§ Input rows:
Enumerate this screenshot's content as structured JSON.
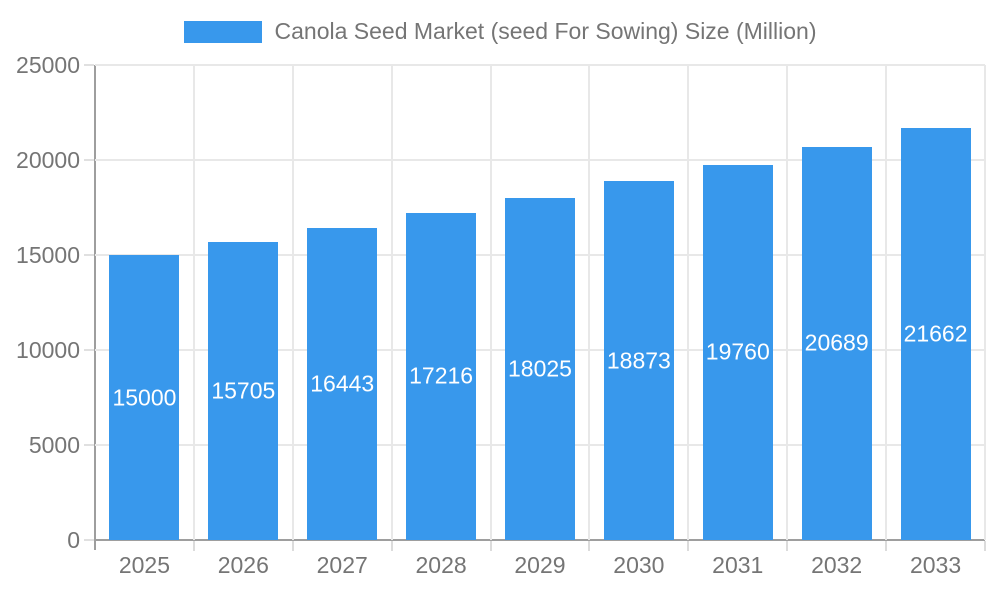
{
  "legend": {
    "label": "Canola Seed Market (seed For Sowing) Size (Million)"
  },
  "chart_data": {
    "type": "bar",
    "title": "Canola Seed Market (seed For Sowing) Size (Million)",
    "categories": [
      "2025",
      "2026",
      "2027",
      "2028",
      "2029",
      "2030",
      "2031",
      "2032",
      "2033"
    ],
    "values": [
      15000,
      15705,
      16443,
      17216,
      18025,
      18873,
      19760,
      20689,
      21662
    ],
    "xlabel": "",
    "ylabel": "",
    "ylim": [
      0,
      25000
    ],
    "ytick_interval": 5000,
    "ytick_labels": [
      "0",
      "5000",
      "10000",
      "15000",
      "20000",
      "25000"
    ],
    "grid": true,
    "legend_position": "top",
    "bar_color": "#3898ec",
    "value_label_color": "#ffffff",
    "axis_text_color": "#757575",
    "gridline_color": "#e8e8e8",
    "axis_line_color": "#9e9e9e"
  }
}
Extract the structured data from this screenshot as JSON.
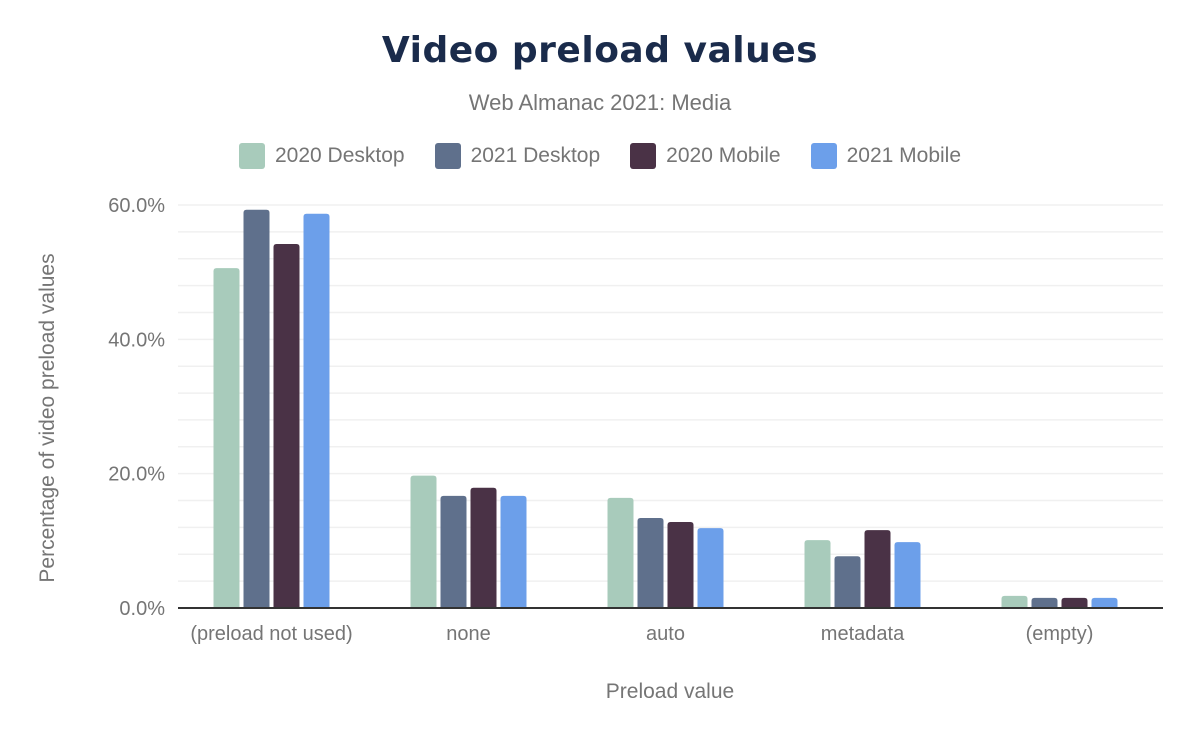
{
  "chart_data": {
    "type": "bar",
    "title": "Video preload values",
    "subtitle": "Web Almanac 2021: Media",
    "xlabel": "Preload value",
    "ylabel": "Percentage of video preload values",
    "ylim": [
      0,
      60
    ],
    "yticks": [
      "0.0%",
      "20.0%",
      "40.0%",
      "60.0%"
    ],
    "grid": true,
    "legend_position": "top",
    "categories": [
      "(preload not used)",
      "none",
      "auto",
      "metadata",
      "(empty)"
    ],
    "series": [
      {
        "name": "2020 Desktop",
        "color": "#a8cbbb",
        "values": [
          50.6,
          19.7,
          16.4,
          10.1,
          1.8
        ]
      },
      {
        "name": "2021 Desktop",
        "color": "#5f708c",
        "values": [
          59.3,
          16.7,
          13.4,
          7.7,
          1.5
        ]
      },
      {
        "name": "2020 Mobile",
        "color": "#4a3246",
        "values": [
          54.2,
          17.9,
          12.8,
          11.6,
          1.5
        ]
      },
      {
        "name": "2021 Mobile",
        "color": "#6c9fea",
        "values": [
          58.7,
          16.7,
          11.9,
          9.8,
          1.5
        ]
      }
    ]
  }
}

---

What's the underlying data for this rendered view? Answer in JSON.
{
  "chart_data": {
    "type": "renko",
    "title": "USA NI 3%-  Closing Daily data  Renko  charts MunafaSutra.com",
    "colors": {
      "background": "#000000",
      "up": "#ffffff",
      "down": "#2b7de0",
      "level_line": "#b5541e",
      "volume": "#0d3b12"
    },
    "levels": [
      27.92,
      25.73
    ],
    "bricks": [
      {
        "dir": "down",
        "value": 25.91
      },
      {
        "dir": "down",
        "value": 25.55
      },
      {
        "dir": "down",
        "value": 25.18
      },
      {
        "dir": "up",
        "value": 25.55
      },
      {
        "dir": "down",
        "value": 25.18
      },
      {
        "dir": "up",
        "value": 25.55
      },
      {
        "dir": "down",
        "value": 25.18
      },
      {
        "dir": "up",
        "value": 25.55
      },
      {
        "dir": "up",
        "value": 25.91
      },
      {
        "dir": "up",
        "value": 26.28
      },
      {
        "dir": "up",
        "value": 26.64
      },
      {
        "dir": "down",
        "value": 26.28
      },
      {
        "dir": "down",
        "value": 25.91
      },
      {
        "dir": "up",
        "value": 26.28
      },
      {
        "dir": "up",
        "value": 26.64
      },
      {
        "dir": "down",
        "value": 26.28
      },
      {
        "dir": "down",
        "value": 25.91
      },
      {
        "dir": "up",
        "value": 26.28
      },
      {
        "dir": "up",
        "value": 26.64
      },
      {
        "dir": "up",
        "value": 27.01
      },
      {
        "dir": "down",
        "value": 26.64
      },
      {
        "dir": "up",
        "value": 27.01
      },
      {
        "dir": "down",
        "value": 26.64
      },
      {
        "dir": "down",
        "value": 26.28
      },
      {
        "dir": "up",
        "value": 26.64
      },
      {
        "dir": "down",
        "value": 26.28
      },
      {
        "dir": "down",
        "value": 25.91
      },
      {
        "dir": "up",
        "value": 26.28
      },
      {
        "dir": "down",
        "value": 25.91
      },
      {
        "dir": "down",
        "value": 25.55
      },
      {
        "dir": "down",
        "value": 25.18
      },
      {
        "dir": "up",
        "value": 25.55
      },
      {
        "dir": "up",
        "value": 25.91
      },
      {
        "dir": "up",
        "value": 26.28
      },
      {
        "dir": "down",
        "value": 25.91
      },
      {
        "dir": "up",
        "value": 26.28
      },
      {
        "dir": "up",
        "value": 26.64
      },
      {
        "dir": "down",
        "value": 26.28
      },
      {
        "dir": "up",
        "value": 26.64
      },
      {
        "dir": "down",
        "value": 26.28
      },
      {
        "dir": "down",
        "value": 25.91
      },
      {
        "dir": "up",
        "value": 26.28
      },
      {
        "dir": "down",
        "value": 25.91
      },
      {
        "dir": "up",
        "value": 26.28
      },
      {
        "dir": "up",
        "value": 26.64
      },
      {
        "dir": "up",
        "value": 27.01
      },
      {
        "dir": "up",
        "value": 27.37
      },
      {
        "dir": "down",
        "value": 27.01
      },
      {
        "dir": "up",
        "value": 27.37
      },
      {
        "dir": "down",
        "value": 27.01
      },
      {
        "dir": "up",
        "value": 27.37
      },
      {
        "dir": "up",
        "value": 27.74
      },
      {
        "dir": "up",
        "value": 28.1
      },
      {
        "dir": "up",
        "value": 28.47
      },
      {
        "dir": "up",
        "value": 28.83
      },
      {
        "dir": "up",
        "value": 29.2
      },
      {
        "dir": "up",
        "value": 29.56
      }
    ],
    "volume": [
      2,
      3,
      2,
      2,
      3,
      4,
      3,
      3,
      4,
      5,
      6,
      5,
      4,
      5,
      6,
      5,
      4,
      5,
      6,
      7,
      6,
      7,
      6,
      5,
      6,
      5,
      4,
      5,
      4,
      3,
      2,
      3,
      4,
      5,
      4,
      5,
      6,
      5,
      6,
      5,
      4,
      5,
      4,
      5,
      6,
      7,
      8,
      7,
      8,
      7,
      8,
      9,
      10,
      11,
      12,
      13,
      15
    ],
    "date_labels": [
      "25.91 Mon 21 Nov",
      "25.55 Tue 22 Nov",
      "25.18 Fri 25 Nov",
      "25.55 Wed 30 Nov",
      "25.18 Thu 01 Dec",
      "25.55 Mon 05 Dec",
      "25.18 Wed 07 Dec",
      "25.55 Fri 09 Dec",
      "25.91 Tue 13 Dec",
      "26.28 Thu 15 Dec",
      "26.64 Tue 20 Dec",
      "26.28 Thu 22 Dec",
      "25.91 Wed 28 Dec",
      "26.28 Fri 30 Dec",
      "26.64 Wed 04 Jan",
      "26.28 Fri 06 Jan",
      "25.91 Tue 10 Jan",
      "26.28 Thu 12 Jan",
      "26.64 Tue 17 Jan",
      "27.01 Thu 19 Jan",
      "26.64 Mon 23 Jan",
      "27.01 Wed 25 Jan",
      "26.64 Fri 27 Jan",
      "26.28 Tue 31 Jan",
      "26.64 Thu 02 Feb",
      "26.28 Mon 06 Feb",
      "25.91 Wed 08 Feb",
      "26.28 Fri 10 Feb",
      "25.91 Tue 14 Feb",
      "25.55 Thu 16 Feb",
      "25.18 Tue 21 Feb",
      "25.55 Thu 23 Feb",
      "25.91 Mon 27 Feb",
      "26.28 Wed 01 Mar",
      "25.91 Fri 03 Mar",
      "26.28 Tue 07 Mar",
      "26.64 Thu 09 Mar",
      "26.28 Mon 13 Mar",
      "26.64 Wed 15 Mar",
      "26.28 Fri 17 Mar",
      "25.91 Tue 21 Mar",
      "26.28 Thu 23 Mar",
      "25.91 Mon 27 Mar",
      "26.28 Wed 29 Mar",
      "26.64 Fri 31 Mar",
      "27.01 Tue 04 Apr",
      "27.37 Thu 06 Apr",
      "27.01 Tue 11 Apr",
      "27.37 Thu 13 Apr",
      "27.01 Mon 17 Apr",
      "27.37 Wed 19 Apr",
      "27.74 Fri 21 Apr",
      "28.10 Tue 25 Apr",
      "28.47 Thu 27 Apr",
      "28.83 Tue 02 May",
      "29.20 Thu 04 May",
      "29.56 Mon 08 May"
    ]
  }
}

§ What to work on: Using the records above, copy every line that has the word "Seed" in it.

§ Task response:
    "label": "Canola Seed Market (seed For Sowing) Size (Million)"
    "title": "Canola Seed Market (seed For Sowing) Size (Million)",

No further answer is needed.